Task objective: Give the number of lines in the listing below that include the word "театре", with nothing more.

[Dataset items]
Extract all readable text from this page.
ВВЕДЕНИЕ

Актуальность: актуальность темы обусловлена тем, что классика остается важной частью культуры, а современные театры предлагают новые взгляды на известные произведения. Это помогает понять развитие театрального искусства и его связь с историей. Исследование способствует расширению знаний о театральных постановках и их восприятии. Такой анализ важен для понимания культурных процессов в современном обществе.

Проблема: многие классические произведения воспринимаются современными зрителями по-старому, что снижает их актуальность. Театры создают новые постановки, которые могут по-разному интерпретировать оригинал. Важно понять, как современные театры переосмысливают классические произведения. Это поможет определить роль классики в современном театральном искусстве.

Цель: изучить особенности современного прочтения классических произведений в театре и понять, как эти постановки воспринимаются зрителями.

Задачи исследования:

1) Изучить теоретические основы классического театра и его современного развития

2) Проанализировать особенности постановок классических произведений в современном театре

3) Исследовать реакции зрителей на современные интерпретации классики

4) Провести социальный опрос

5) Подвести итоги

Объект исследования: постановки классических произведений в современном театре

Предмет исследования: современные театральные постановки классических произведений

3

Solution to this exercise: 3